___ Data shown
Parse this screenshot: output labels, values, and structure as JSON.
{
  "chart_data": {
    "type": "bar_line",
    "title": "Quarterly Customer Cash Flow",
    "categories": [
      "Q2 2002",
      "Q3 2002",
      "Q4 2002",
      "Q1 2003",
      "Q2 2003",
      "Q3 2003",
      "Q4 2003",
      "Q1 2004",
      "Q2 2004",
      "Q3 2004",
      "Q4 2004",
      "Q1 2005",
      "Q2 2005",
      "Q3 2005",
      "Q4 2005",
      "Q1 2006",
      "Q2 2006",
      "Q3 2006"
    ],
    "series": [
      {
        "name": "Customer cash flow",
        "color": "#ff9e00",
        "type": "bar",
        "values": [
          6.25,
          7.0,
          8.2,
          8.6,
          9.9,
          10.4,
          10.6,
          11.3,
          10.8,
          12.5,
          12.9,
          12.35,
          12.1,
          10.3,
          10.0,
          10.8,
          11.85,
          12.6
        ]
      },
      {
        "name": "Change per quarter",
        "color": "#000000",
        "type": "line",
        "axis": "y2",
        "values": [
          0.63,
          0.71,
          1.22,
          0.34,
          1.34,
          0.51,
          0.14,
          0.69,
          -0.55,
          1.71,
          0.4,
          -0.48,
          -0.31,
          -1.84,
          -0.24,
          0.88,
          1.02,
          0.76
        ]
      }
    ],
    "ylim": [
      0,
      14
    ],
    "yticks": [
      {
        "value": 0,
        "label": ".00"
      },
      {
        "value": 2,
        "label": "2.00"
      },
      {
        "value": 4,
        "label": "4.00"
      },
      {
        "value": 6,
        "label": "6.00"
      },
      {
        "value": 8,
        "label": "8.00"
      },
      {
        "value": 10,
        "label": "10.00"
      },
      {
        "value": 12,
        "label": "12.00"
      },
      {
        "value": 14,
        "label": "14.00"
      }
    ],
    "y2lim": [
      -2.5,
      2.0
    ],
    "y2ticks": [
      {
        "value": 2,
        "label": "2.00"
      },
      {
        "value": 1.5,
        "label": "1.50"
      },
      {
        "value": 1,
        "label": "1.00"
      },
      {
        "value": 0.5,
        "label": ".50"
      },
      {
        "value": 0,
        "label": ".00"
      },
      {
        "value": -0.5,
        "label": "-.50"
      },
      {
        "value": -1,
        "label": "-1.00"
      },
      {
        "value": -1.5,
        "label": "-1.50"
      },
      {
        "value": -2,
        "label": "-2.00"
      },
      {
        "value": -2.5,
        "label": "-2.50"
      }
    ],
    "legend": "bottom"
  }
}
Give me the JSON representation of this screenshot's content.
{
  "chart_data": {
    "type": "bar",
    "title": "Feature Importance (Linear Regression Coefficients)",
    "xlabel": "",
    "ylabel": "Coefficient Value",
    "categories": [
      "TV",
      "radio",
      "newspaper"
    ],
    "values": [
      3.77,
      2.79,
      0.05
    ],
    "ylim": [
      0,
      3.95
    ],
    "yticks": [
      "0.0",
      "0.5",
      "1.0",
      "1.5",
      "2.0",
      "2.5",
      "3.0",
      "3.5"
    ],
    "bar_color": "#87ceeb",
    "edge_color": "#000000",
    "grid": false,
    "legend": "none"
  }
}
______
Direction :: Give back the whole listing exactly as it reads.

Correct output ::
Parse this screenshot: output labels, values, and structure as JSON.
{
  "chart_data": {
    "type": "bar_line",
    "title": "Quarterly Customer Cash Flow",
    "categories": [
      "Q2 2002",
      "Q3 2002",
      "Q4 2002",
      "Q1 2003",
      "Q2 2003",
      "Q3 2003",
      "Q4 2003",
      "Q1 2004",
      "Q2 2004",
      "Q3 2004",
      "Q4 2004",
      "Q1 2005",
      "Q2 2005",
      "Q3 2005",
      "Q4 2005",
      "Q1 2006",
      "Q2 2006",
      "Q3 2006"
    ],
    "series": [
      {
        "name": "Customer cash flow",
        "color": "#ff9e00",
        "type": "bar",
        "values": [
          6.25,
          7.0,
          8.2,
          8.6,
          9.9,
          10.4,
          10.6,
          11.3,
          10.8,
          12.5,
          12.9,
          12.35,
          12.1,
          10.3,
          10.0,
          10.8,
          11.85,
          12.6
        ]
      },
      {
        "name": "Change per quarter",
        "color": "#000000",
        "type": "line",
        "axis": "y2",
        "values": [
          0.63,
          0.71,
          1.22,
          0.34,
          1.34,
          0.51,
          0.14,
          0.69,
          -0.55,
          1.71,
          0.4,
          -0.48,
          -0.31,
          -1.84,
          -0.24,
          0.88,
          1.02,
          0.76
        ]
      }
    ],
    "ylim": [
      0,
      14
    ],
    "yticks": [
      {
        "value": 0,
        "label": ".00"
      },
      {
        "value": 2,
        "label": "2.00"
      },
      {
        "value": 4,
        "label": "4.00"
      },
      {
        "value": 6,
        "label": "6.00"
      },
      {
        "value": 8,
        "label": "8.00"
      },
      {
        "value": 10,
        "label": "10.00"
      },
      {
        "value": 12,
        "label": "12.00"
      },
      {
        "value": 14,
        "label": "14.00"
      }
    ],
    "y2lim": [
      -2.5,
      2.0
    ],
    "y2ticks": [
      {
        "value": 2,
        "label": "2.00"
      },
      {
        "value": 1.5,
        "label": "1.50"
      },
      {
        "value": 1,
        "label": "1.00"
      },
      {
        "value": 0.5,
        "label": ".50"
      },
      {
        "value": 0,
        "label": ".00"
      },
      {
        "value": -0.5,
        "label": "-.50"
      },
      {
        "value": -1,
        "label": "-1.00"
      },
      {
        "value": -1.5,
        "label": "-1.50"
      },
      {
        "value": -2,
        "label": "-2.00"
      },
      {
        "value": -2.5,
        "label": "-2.50"
      }
    ],
    "legend": "bottom"
  }
}
Give me the JSON representation of this screenshot's content.
{
  "chart_data": {
    "type": "bar",
    "title": "Feature Importance (Linear Regression Coefficients)",
    "xlabel": "",
    "ylabel": "Coefficient Value",
    "categories": [
      "TV",
      "radio",
      "newspaper"
    ],
    "values": [
      3.77,
      2.79,
      0.05
    ],
    "ylim": [
      0,
      3.95
    ],
    "yticks": [
      "0.0",
      "0.5",
      "1.0",
      "1.5",
      "2.0",
      "2.5",
      "3.0",
      "3.5"
    ],
    "bar_color": "#87ceeb",
    "edge_color": "#000000",
    "grid": false,
    "legend": "none"
  }
}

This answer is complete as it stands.